What you have to do
Using the listing below, extract each line that has the word "老板见状" in it.

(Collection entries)
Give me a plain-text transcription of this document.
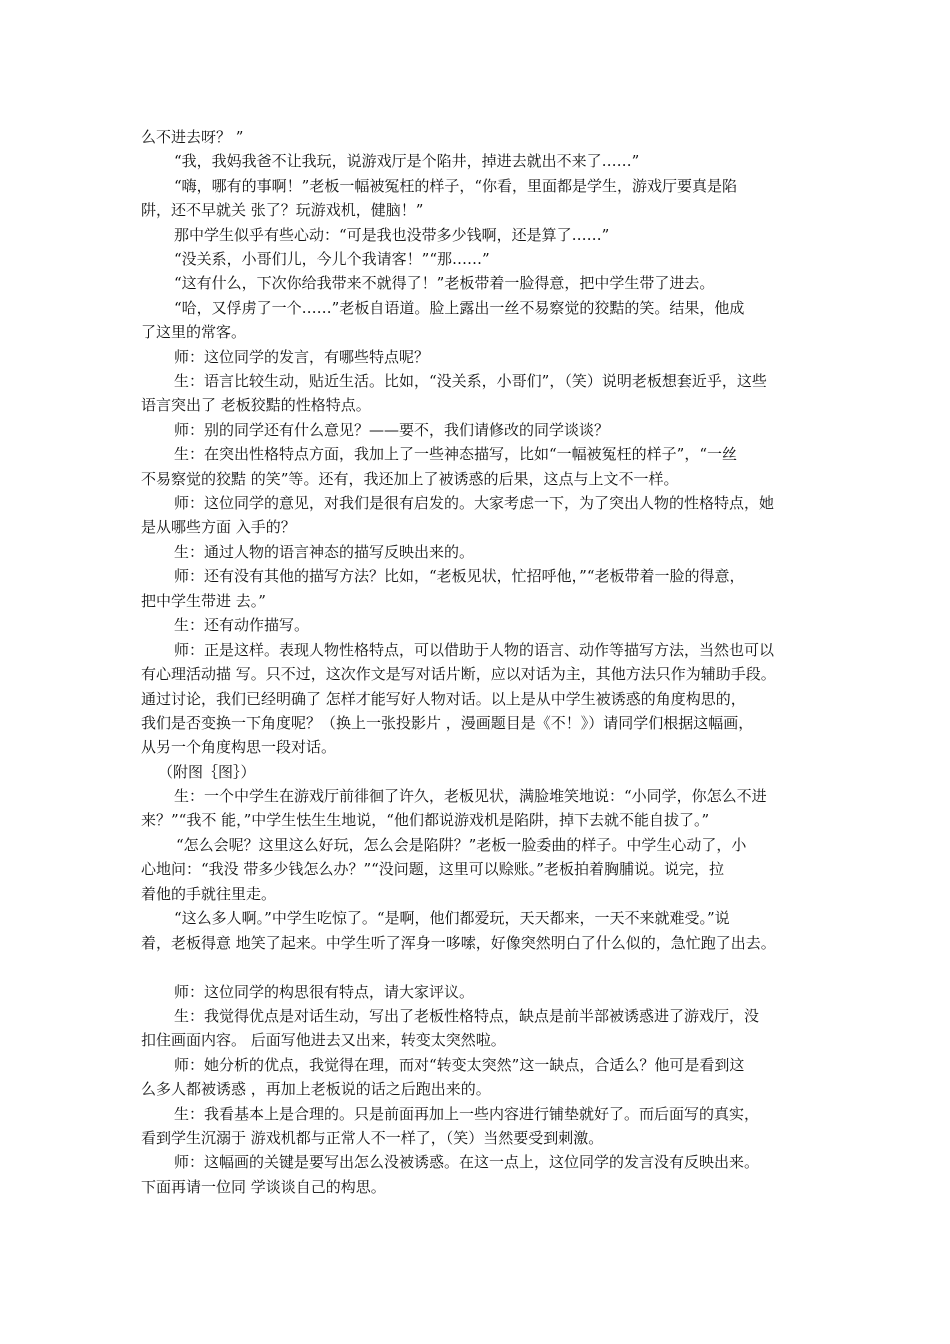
么不进去呀？ ”
“我，我妈我爸不让我玩，说游戏厅是个陷井，掉进去就出不来了……”
“嗨，哪有的事啊！”老板一幅被冤枉的样子，“你看，里面都是学生，游戏厅要真是陷
阱，还不早就关 张了？玩游戏机，健脑！”
那中学生似乎有些心动：“可是我也没带多少钱啊，还是算了……”
“没关系，小哥们儿，今儿个我请客！”“那……”
“这有什么，下次你给我带来不就得了！”老板带着一脸得意，把中学生带了进去。
“哈，又俘虏了一个……”老板自语道。脸上露出一丝不易察觉的狡黠的笑。结果，他成
了这里的常客。
师：这位同学的发言，有哪些特点呢？
生：语言比较生动，贴近生活。比如，“没关系，小哥们”，（笑）说明老板想套近乎，这些
语言突出了 老板狡黠的性格特点。
师：别的同学还有什么意见？——要不，我们请修改的同学谈谈？
生：在突出性格特点方面，我加上了一些神态描写，比如“一幅被冤枉的样子”，“一丝
不易察觉的狡黠 的笑”等。还有，我还加上了被诱惑的后果，这点与上文不一样。
师：这位同学的意见，对我们是很有启发的。大家考虑一下，为了突出人物的性格特点，她
是从哪些方面 入手的？
生：通过人物的语言神态的描写反映出来的。
师：还有没有其他的描写方法？比如，“老板见状，忙招呼他，”“老板带着一脸的得意，
把中学生带进 去。”
生：还有动作描写。
师：正是这样。表现人物性格特点，可以借助于人物的语言、动作等描写方法，当然也可以
有心理活动描 写。只不过，这次作文是写对话片断，应以对话为主，其他方法只作为辅助手段。
通过讨论，我们已经明确了 怎样才能写好人物对话。以上是从中学生被诱惑的角度构思的，
我们是否变换一下角度呢？（换上一张投影片 ，漫画题目是《不！》）请同学们根据这幅画，
从另一个角度构思一段对话。
（附图｛图｝）
生：一个中学生在游戏厅前徘徊了许久，老板见状，满脸堆笑地说：“小同学，你怎么不进
来？”“我不 能，”中学生怯生生地说，“他们都说游戏机是陷阱，掉下去就不能自拔了。”
“怎么会呢？这里这么好玩，怎么会是陷阱？”老板一脸委曲的样子。中学生心动了，小
心地问：“我没 带多少钱怎么办？”“没问题，这里可以赊账。”老板拍着胸脯说。说完，拉
着他的手就往里走。
“这么多人啊。”中学生吃惊了。“是啊，他们都爱玩，天天都来，一天不来就难受。”说
着，老板得意 地笑了起来。中学生听了浑身一哆嗦，好像突然明白了什么似的，急忙跑了出去。
师：这位同学的构思很有特点，请大家评议。
生：我觉得优点是对话生动，写出了老板性格特点，缺点是前半部被诱惑进了游戏厅，没
扣住画面内容。 后面写他进去又出来，转变太突然啦。
师：她分析的优点，我觉得在理，而对“转变太突然”这一缺点，合适么？他可是看到这
么多人都被诱惑 ，再加上老板说的话之后跑出来的。
生：我看基本上是合理的。只是前面再加上一些内容进行铺垫就好了。而后面写的真实，
看到学生沉溺于 游戏机都与正常人不一样了，（笑）当然要受到刺激。
师：这幅画的关键是要写出怎么没被诱惑。在这一点上，这位同学的发言没有反映出来。
下面再请一位同 学谈谈自己的构思。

Worked answer
师：还有没有其他的描写方法？比如，“老板见状，忙招呼他，”“老板带着一脸的得意，
生：一个中学生在游戏厅前徘徊了许久，老板见状，满脸堆笑地说：“小同学，你怎么不进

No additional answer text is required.